### Document section
- - - -
What fraction of existing code uses languages with true/false vs yes/no? I’d imagine it should be “least surprising” for most users.


Because even the author uses true to describe what he means by yes.


This is why you should never finalize specs until you've written the documentation for it.

If it sounds stupid when you say it out loud, it _is_ stupid.


Well, "false" can't get confused with the ISO code for Norway.


To be fair, it can't here, because all strings are delimited.


It saves bytes! (joking!)


I fail to see why should I prefer this over JSON. Dynamically typed languages prefer plain hash tables. Static typed languages need to parse and validate input data anyway, so the lack of type of JSON is not a hindrance.

Maybe for communication between trusted parties? Then I would use a binary format.


I really fail to see the point of this format.

If human readability was the point, then doing something different than expected is a really bad idea:

* "no" and "yes" as boolean values may save some bytes, but the tradeoff isn't worth it (and if filesize matters, use a binary format to begin with). * Using angle braces except of double quotes to fence strings makes the format look noisy and means you have to remember two kinds of escapes if you want to use < and > in the value. * The format isn't object oriented in any way. You can simulate that by putting maps into maps, of course, but no one will have fun reading or writing that in a text editor.

Type information is for parsers, not humans. JSON this this right, Protobuf does this right. UXF is just a compromise combining (only) the disadvantages of the two.

UXF is self contained, that's great, but in 99.9% of the cases where you need a DX format, sender and receiver already know the schema, so that definition block just adds bloat.

You can happily mix lists, maps and tables of primitive or compound types. And since stuff is typed instead of named, order matters and you end up addressing everything through positional parameters. That's going to be fun when using a text editor to write down something like a list of GPS coordinates (you are likely to confuse latitude and longitude).
- - - -
### Entries supplied
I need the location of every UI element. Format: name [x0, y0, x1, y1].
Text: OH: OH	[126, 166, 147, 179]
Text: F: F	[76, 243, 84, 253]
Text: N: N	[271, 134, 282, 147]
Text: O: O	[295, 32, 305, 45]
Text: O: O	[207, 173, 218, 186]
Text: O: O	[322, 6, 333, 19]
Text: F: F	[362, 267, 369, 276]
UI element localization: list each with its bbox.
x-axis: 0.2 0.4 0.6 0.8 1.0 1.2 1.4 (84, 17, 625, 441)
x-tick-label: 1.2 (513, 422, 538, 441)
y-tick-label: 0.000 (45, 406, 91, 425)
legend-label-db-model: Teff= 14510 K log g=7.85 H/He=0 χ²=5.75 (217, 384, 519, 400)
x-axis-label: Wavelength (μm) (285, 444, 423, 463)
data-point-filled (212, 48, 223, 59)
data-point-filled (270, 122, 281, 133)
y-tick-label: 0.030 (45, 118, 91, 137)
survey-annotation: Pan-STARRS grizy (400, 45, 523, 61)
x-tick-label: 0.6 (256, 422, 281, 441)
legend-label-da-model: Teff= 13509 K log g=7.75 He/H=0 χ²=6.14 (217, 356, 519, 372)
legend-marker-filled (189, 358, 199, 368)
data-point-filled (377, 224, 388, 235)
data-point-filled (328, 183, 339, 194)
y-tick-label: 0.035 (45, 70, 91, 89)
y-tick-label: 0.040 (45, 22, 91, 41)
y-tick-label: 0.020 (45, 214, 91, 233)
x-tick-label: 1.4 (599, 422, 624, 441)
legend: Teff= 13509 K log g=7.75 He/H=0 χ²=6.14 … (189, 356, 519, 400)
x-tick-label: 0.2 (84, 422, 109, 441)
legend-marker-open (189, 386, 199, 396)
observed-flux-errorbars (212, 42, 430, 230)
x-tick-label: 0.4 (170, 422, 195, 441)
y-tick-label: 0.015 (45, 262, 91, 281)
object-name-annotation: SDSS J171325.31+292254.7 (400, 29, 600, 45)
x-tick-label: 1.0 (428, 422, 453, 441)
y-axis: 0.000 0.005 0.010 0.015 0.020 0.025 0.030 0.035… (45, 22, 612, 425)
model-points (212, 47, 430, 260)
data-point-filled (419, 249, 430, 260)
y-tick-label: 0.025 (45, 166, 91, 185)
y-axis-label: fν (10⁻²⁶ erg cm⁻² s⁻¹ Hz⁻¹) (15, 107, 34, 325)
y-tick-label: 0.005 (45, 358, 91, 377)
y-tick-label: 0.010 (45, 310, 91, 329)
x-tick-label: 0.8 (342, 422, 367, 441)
- - - -
### Task list
A: Answer these questions about the discussion of the UXF format:
(i) What ISO code does one comment say "false" can't be confused with?
(ii) What kind of format would one commenter use for communication between trusted parties?
(iii) Which two values does one comment say are easy to confuse when writing a list of GPS coordinates?
B: Update the passage of the UXF discussion between "Type information is" and "just adds bloat.", inclusive, by changing "schema" to "structure", and write out the result.
The lines have no connection to the discussion of the UXF format.

### In response
A:
(i) The ISO code for Norway.
(ii) A binary format.
(iii) Latitude and longitude.

B:
Type information is for parsers, not humans. JSON this this right, Protobuf does this right. UXF is just a compromise combining (only) the disadvantages of the two.

UXF is self contained, that's great, but in 99.9% of the cases where you need a DX format, sender and receiver already know the structure, so that definition block just adds bloat.